- [WHAT THE EXERCISE ASKS]: Type out all the records word for word. Any pictures are to be left out.

Entries with figure data
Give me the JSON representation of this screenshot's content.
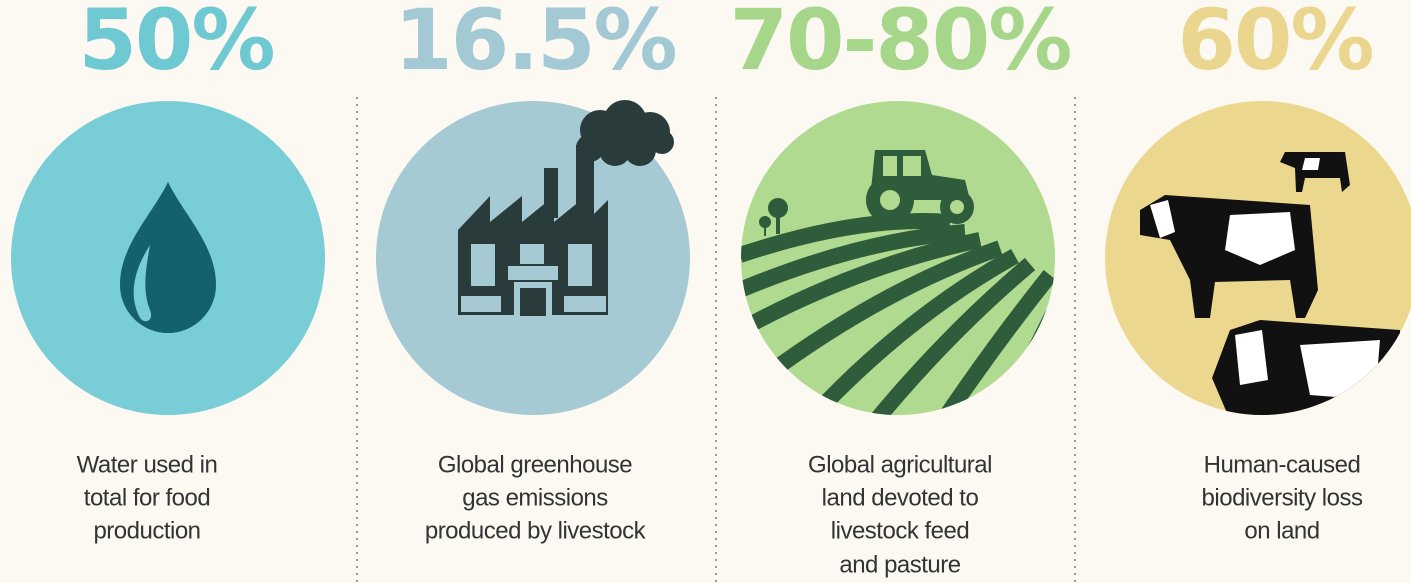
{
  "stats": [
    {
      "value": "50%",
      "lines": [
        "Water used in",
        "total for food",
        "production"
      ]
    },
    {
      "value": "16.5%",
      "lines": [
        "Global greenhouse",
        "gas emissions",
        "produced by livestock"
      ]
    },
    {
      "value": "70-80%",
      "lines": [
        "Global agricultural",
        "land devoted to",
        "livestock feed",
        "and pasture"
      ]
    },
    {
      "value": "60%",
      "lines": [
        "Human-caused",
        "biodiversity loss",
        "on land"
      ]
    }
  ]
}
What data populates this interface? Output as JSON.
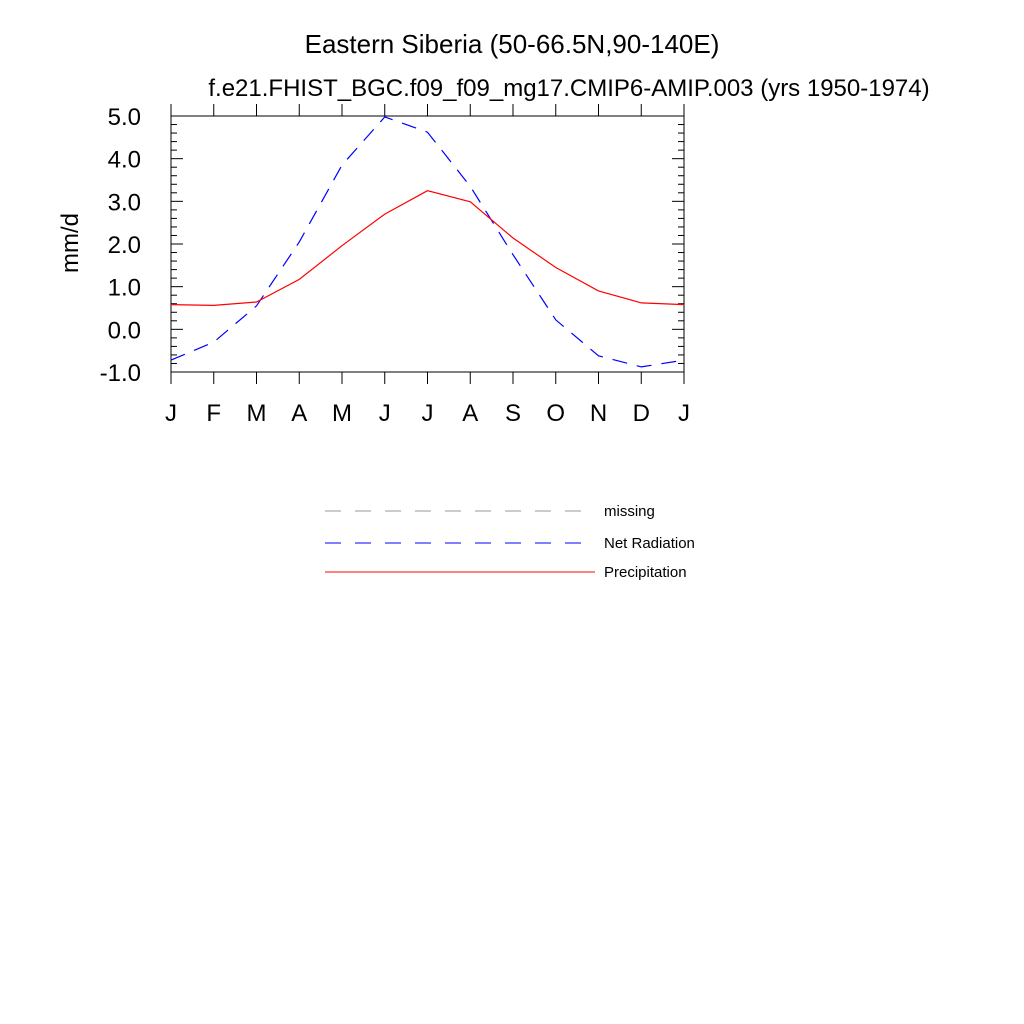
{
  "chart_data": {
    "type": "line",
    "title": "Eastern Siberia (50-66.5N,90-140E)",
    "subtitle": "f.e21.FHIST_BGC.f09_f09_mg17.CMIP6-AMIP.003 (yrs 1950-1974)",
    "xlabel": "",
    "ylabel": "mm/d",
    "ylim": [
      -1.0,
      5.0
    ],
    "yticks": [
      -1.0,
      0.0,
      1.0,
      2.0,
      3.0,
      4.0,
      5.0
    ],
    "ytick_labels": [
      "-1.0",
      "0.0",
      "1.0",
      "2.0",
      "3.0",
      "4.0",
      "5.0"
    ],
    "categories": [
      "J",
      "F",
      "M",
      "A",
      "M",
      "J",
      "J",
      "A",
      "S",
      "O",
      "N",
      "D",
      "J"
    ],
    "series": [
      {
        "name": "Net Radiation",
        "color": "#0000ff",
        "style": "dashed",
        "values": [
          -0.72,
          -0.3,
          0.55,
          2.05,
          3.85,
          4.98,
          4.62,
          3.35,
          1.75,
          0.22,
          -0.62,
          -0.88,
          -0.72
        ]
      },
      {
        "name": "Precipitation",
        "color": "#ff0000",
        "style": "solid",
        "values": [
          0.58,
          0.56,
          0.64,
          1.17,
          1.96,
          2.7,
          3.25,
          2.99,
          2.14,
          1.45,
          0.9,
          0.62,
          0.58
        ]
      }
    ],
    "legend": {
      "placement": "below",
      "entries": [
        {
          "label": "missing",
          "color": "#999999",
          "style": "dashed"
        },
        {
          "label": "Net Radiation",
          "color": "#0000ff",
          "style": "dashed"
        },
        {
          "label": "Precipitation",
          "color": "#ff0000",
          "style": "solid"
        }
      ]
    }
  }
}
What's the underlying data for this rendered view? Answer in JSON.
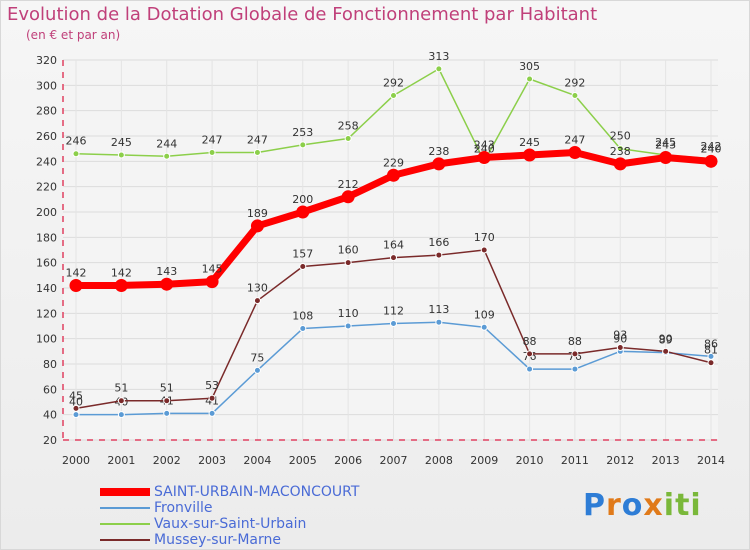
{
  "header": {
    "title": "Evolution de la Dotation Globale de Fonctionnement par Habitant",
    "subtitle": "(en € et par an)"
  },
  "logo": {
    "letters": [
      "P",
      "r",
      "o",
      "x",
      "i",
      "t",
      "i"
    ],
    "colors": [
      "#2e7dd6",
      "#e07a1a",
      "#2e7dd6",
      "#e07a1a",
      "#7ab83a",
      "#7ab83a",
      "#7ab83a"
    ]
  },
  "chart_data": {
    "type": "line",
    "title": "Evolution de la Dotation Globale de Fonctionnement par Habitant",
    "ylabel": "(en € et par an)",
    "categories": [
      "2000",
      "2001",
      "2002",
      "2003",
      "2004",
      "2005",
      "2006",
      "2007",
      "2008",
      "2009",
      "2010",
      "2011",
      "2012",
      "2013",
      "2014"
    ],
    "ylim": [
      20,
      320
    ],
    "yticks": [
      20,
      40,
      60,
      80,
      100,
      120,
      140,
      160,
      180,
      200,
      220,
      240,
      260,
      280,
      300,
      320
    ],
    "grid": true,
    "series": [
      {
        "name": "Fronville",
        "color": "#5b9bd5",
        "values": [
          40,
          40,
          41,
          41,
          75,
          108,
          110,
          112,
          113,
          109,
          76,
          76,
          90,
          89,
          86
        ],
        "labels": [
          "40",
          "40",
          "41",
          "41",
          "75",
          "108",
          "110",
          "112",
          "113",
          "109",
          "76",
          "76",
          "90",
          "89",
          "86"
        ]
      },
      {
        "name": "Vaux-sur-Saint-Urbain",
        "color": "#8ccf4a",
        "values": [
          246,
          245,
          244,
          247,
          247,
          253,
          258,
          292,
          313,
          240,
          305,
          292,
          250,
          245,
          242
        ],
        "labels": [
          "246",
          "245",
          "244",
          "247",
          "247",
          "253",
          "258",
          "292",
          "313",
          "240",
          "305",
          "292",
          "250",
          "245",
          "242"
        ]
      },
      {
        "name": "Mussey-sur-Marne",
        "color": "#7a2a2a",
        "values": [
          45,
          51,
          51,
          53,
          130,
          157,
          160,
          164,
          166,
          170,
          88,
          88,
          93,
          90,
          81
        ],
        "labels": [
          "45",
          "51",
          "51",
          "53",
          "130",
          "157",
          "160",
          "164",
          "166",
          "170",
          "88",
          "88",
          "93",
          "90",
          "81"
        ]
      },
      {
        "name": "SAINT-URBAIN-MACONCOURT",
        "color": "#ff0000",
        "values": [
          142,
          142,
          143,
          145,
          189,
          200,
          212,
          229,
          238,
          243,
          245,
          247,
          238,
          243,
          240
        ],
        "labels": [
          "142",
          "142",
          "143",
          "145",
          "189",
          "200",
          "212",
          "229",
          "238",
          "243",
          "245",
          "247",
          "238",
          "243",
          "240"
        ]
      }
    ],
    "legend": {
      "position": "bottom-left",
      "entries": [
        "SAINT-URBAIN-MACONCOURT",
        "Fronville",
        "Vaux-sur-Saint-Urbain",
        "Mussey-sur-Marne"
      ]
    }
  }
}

- [OUTPUT BELOW]:
Give me the JSON representation of this screenshot's content.
{
  "stats": [
    {
      "value": "50%",
      "lines": [
        "Water used in",
        "total for food",
        "production"
      ]
    },
    {
      "value": "16.5%",
      "lines": [
        "Global greenhouse",
        "gas emissions",
        "produced by livestock"
      ]
    },
    {
      "value": "70-80%",
      "lines": [
        "Global agricultural",
        "land devoted to",
        "livestock feed",
        "and pasture"
      ]
    },
    {
      "value": "60%",
      "lines": [
        "Human-caused",
        "biodiversity loss",
        "on land"
      ]
    }
  ]
}
What data populates this interface? Output as JSON.
{
  "chart_data": {
    "type": "line",
    "title": "Eastern Siberia (50-66.5N,90-140E)",
    "subtitle": "f.e21.FHIST_BGC.f09_f09_mg17.CMIP6-AMIP.003 (yrs 1950-1974)",
    "xlabel": "",
    "ylabel": "mm/d",
    "ylim": [
      -1.0,
      5.0
    ],
    "yticks": [
      -1.0,
      0.0,
      1.0,
      2.0,
      3.0,
      4.0,
      5.0
    ],
    "ytick_labels": [
      "-1.0",
      "0.0",
      "1.0",
      "2.0",
      "3.0",
      "4.0",
      "5.0"
    ],
    "categories": [
      "J",
      "F",
      "M",
      "A",
      "M",
      "J",
      "J",
      "A",
      "S",
      "O",
      "N",
      "D",
      "J"
    ],
    "series": [
      {
        "name": "Net Radiation",
        "color": "#0000ff",
        "style": "dashed",
        "values": [
          -0.72,
          -0.3,
          0.55,
          2.05,
          3.85,
          4.98,
          4.62,
          3.35,
          1.75,
          0.22,
          -0.62,
          -0.88,
          -0.72
        ]
      },
      {
        "name": "Precipitation",
        "color": "#ff0000",
        "style": "solid",
        "values": [
          0.58,
          0.56,
          0.64,
          1.17,
          1.96,
          2.7,
          3.25,
          2.99,
          2.14,
          1.45,
          0.9,
          0.62,
          0.58
        ]
      }
    ],
    "legend": {
      "placement": "below",
      "entries": [
        {
          "label": "missing",
          "color": "#999999",
          "style": "dashed"
        },
        {
          "label": "Net Radiation",
          "color": "#0000ff",
          "style": "dashed"
        },
        {
          "label": "Precipitation",
          "color": "#ff0000",
          "style": "solid"
        }
      ]
    }
  }
}
What's the underlying data for this rendered view? Answer in JSON.
{
  "header": {
    "title": "Evolution de la Dotation Globale de Fonctionnement par Habitant",
    "subtitle": "(en € et par an)"
  },
  "logo": {
    "letters": [
      "P",
      "r",
      "o",
      "x",
      "i",
      "t",
      "i"
    ],
    "colors": [
      "#2e7dd6",
      "#e07a1a",
      "#2e7dd6",
      "#e07a1a",
      "#7ab83a",
      "#7ab83a",
      "#7ab83a"
    ]
  },
  "chart_data": {
    "type": "line",
    "title": "Evolution de la Dotation Globale de Fonctionnement par Habitant",
    "ylabel": "(en € et par an)",
    "categories": [
      "2000",
      "2001",
      "2002",
      "2003",
      "2004",
      "2005",
      "2006",
      "2007",
      "2008",
      "2009",
      "2010",
      "2011",
      "2012",
      "2013",
      "2014"
    ],
    "ylim": [
      20,
      320
    ],
    "yticks": [
      20,
      40,
      60,
      80,
      100,
      120,
      140,
      160,
      180,
      200,
      220,
      240,
      260,
      280,
      300,
      320
    ],
    "grid": true,
    "series": [
      {
        "name": "Fronville",
        "color": "#5b9bd5",
        "values": [
          40,
          40,
          41,
          41,
          75,
          108,
          110,
          112,
          113,
          109,
          76,
          76,
          90,
          89,
          86
        ],
        "labels": [
          "40",
          "40",
          "41",
          "41",
          "75",
          "108",
          "110",
          "112",
          "113",
          "109",
          "76",
          "76",
          "90",
          "89",
          "86"
        ]
      },
      {
        "name": "Vaux-sur-Saint-Urbain",
        "color": "#8ccf4a",
        "values": [
          246,
          245,
          244,
          247,
          247,
          253,
          258,
          292,
          313,
          240,
          305,
          292,
          250,
          245,
          242
        ],
        "labels": [
          "246",
          "245",
          "244",
          "247",
          "247",
          "253",
          "258",
          "292",
          "313",
          "240",
          "305",
          "292",
          "250",
          "245",
          "242"
        ]
      },
      {
        "name": "Mussey-sur-Marne",
        "color": "#7a2a2a",
        "values": [
          45,
          51,
          51,
          53,
          130,
          157,
          160,
          164,
          166,
          170,
          88,
          88,
          93,
          90,
          81
        ],
        "labels": [
          "45",
          "51",
          "51",
          "53",
          "130",
          "157",
          "160",
          "164",
          "166",
          "170",
          "88",
          "88",
          "93",
          "90",
          "81"
        ]
      },
      {
        "name": "SAINT-URBAIN-MACONCOURT",
        "color": "#ff0000",
        "values": [
          142,
          142,
          143,
          145,
          189,
          200,
          212,
          229,
          238,
          243,
          245,
          247,
          238,
          243,
          240
        ],
        "labels": [
          "142",
          "142",
          "143",
          "145",
          "189",
          "200",
          "212",
          "229",
          "238",
          "243",
          "245",
          "247",
          "238",
          "243",
          "240"
        ]
      }
    ],
    "legend": {
      "position": "bottom-left",
      "entries": [
        "SAINT-URBAIN-MACONCOURT",
        "Fronville",
        "Vaux-sur-Saint-Urbain",
        "Mussey-sur-Marne"
      ]
    }
  }
}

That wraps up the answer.